**WHAT YOU ARE ASKED TO DO:**
Filter the data below and copy each line that contains the string "decibel".

────

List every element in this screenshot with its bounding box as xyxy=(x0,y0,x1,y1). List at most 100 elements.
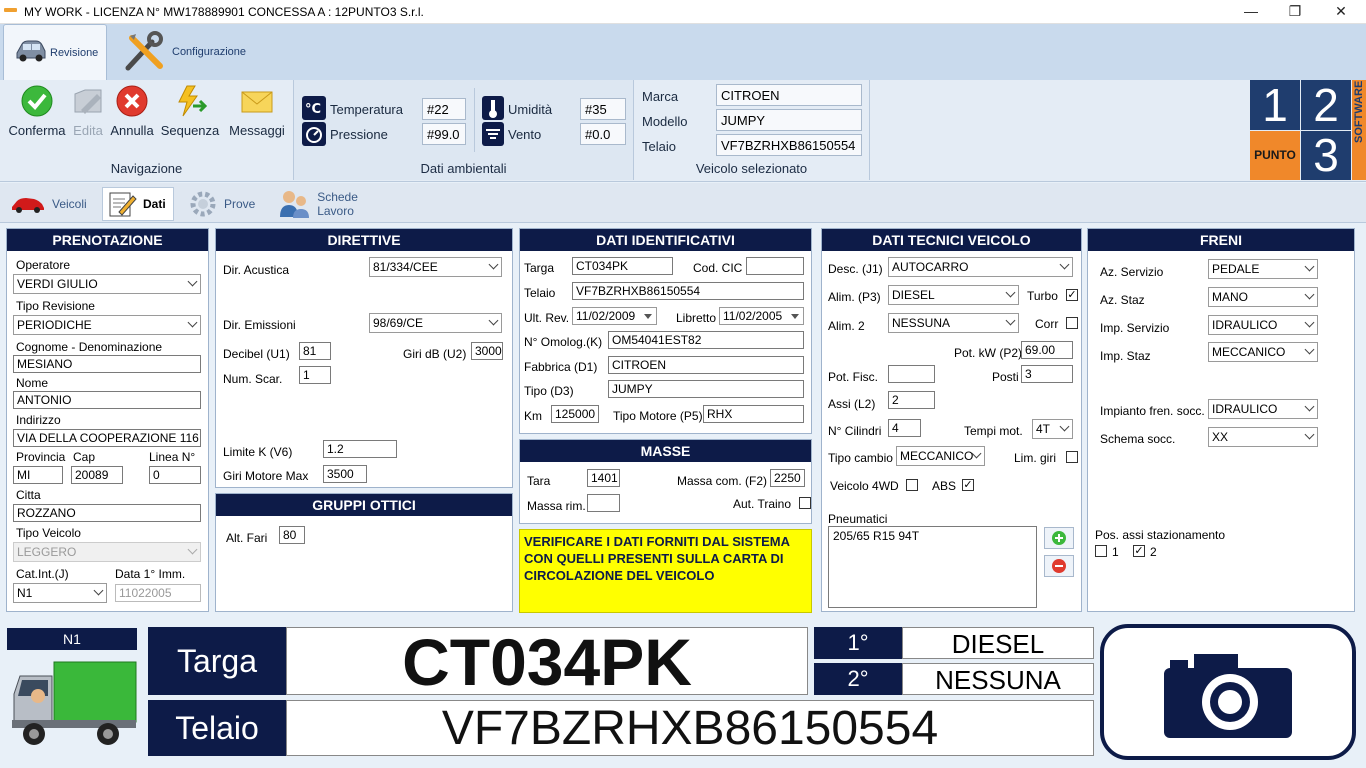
subtab-prove-label: Prove xyxy=(224,197,256,211)
potkw-input[interactable]: 69.00 xyxy=(1021,341,1073,359)
remove-tire-button[interactable] xyxy=(1044,555,1074,577)
tempi-select[interactable]: 4T xyxy=(1032,419,1073,439)
marca-value: CITROEN xyxy=(716,84,862,106)
tipo-input[interactable]: JUMPY xyxy=(608,380,804,398)
temperatura-label: Temperatura xyxy=(330,102,403,117)
acustica-select[interactable]: 81/334/CEE xyxy=(369,257,502,277)
cognome-input[interactable]: MESIANO xyxy=(13,355,201,373)
alim-select[interactable]: DIESEL xyxy=(888,285,1019,305)
messaggi-button[interactable]: Messaggi xyxy=(224,84,290,138)
alt-fari-label: Alt. Fari xyxy=(226,531,268,545)
az-servizio-label: Az. Servizio xyxy=(1100,265,1164,279)
camera-button[interactable] xyxy=(1100,624,1356,760)
tipo-revisione-label: Tipo Revisione xyxy=(16,299,95,313)
potfisc-input[interactable] xyxy=(888,365,935,383)
subtab-schede-lavoro[interactable]: Schede Lavoro xyxy=(274,187,400,221)
motore-input[interactable]: RHX xyxy=(703,405,804,423)
desc-select[interactable]: AUTOCARRO xyxy=(888,257,1073,277)
decibel-label: Decibel (U1) xyxy=(223,347,290,361)
km-input[interactable]: 125000 xyxy=(551,405,599,423)
turbo-label: Turbo xyxy=(1027,289,1058,303)
subtab-dati[interactable]: Dati xyxy=(102,187,174,221)
operatore-select[interactable]: VERDI GIULIO xyxy=(13,274,201,294)
massarim-label: Massa rim. xyxy=(527,499,586,513)
pneumatici-list[interactable]: 205/65 R15 94T xyxy=(828,526,1037,608)
traino-checkbox[interactable] xyxy=(799,497,811,509)
maximize-button[interactable]: ❐ xyxy=(1272,0,1318,24)
telaio-input[interactable]: VF7BZRHXB86150554 xyxy=(572,282,804,300)
vento-label: Vento xyxy=(508,127,542,142)
prenotazione-title: PRENOTAZIONE xyxy=(7,229,208,251)
pressione-value: #99.0 xyxy=(422,123,466,145)
indirizzo-input[interactable]: VIA DELLA COOPERAZIONE 116 xyxy=(13,429,201,447)
limgiri-checkbox[interactable] xyxy=(1066,451,1078,463)
catint-select[interactable]: N1 xyxy=(13,583,107,603)
libretto-datepicker[interactable]: 11/02/2005 xyxy=(719,307,804,325)
limite-input[interactable]: 1.2 xyxy=(323,440,397,458)
corr-checkbox[interactable] xyxy=(1066,317,1078,329)
tab-configurazione[interactable]: Configurazione xyxy=(114,24,250,80)
cilindri-input[interactable]: 4 xyxy=(888,419,921,437)
massacom-input[interactable]: 2250 xyxy=(770,469,805,487)
4wd-label: Veicolo 4WD xyxy=(830,479,899,493)
4wd-checkbox[interactable] xyxy=(906,479,918,491)
close-button[interactable]: ✕ xyxy=(1318,0,1364,24)
tara-input[interactable]: 1401 xyxy=(587,469,620,487)
freni-title: FRENI xyxy=(1088,229,1354,251)
citta-input[interactable]: ROZZANO xyxy=(13,504,201,522)
ottici-title: GRUPPI OTTICI xyxy=(216,494,512,516)
nome-input[interactable]: ANTONIO xyxy=(13,391,201,409)
targa-input[interactable]: CT034PK xyxy=(572,257,673,275)
imp-staz-select[interactable]: MECCANICO xyxy=(1208,342,1318,362)
omolog-input[interactable]: OM54041EST82 xyxy=(608,331,804,349)
fuel2-label: 2° xyxy=(814,663,902,695)
subtab-prove[interactable]: Prove xyxy=(184,187,264,221)
alim2-select[interactable]: NESSUNA xyxy=(888,313,1019,333)
assi-input[interactable]: 2 xyxy=(888,391,935,409)
massarim-input[interactable] xyxy=(587,494,620,512)
schema-socc-select[interactable]: XX xyxy=(1208,427,1318,447)
tipo-revisione-select[interactable]: PERIODICHE xyxy=(13,315,201,335)
linea-input[interactable]: 0 xyxy=(149,466,201,484)
impianto-socc-select[interactable]: IDRAULICO xyxy=(1208,399,1318,419)
pos-assi-2-checkbox[interactable]: ✓ xyxy=(1133,545,1145,557)
az-servizio-select[interactable]: PEDALE xyxy=(1208,259,1318,279)
giri-max-input[interactable]: 3500 xyxy=(323,465,367,483)
posti-input[interactable]: 3 xyxy=(1021,365,1073,383)
panel-masse: MASSE Tara 1401 Massa com. (F2) 2250 Mas… xyxy=(519,439,812,524)
minimize-button[interactable]: — xyxy=(1228,0,1274,24)
turbo-checkbox[interactable]: ✓ xyxy=(1066,289,1078,301)
add-tire-button[interactable] xyxy=(1044,527,1074,549)
abs-checkbox[interactable]: ✓ xyxy=(962,479,974,491)
cap-input[interactable]: 20089 xyxy=(71,466,123,484)
num-scar-input[interactable]: 1 xyxy=(299,366,331,384)
pos-assi-1-checkbox[interactable] xyxy=(1095,545,1107,557)
tab-revisione[interactable]: Revisione xyxy=(3,24,107,80)
emissioni-select[interactable]: 98/69/CE xyxy=(369,313,502,333)
masse-title: MASSE xyxy=(520,440,811,462)
imp-servizio-select[interactable]: IDRAULICO xyxy=(1208,315,1318,335)
car-icon xyxy=(12,198,44,213)
tipo-veicolo-select[interactable]: LEGGERO xyxy=(13,542,201,562)
modello-label: Modello xyxy=(642,114,688,129)
az-staz-select[interactable]: MANO xyxy=(1208,287,1318,307)
edita-button[interactable]: Edita xyxy=(68,84,108,138)
provincia-input[interactable]: MI xyxy=(13,466,63,484)
ultrev-datepicker[interactable]: 11/02/2009 xyxy=(572,307,657,325)
minus-icon xyxy=(1052,559,1066,573)
decibel-input[interactable]: 81 xyxy=(299,342,331,360)
potfisc-label: Pot. Fisc. xyxy=(828,370,879,384)
subtab-veicoli[interactable]: Veicoli xyxy=(6,187,92,221)
cambio-select[interactable]: MECCANICO xyxy=(896,446,985,466)
conferma-button[interactable]: Conferma xyxy=(6,84,68,138)
data-imm-input[interactable]: 11022005 xyxy=(115,584,201,602)
annulla-button[interactable]: Annulla xyxy=(108,84,156,138)
alt-fari-input[interactable]: 80 xyxy=(279,526,305,544)
fabbrica-input[interactable]: CITROEN xyxy=(608,356,804,374)
umidita-label: Umidità xyxy=(508,102,553,117)
sequenza-button[interactable]: Sequenza xyxy=(158,84,222,138)
giri-db-input[interactable]: 3000 xyxy=(471,342,503,360)
envelope-icon xyxy=(241,91,273,113)
traino-label: Aut. Traino xyxy=(733,497,792,511)
cic-input[interactable] xyxy=(746,257,804,275)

────

**WRITTEN RESPONSE:**
decibel-label: Decibel (U1) xyxy=(223,347,290,361)
decibel-input[interactable]: 81 xyxy=(299,342,331,360)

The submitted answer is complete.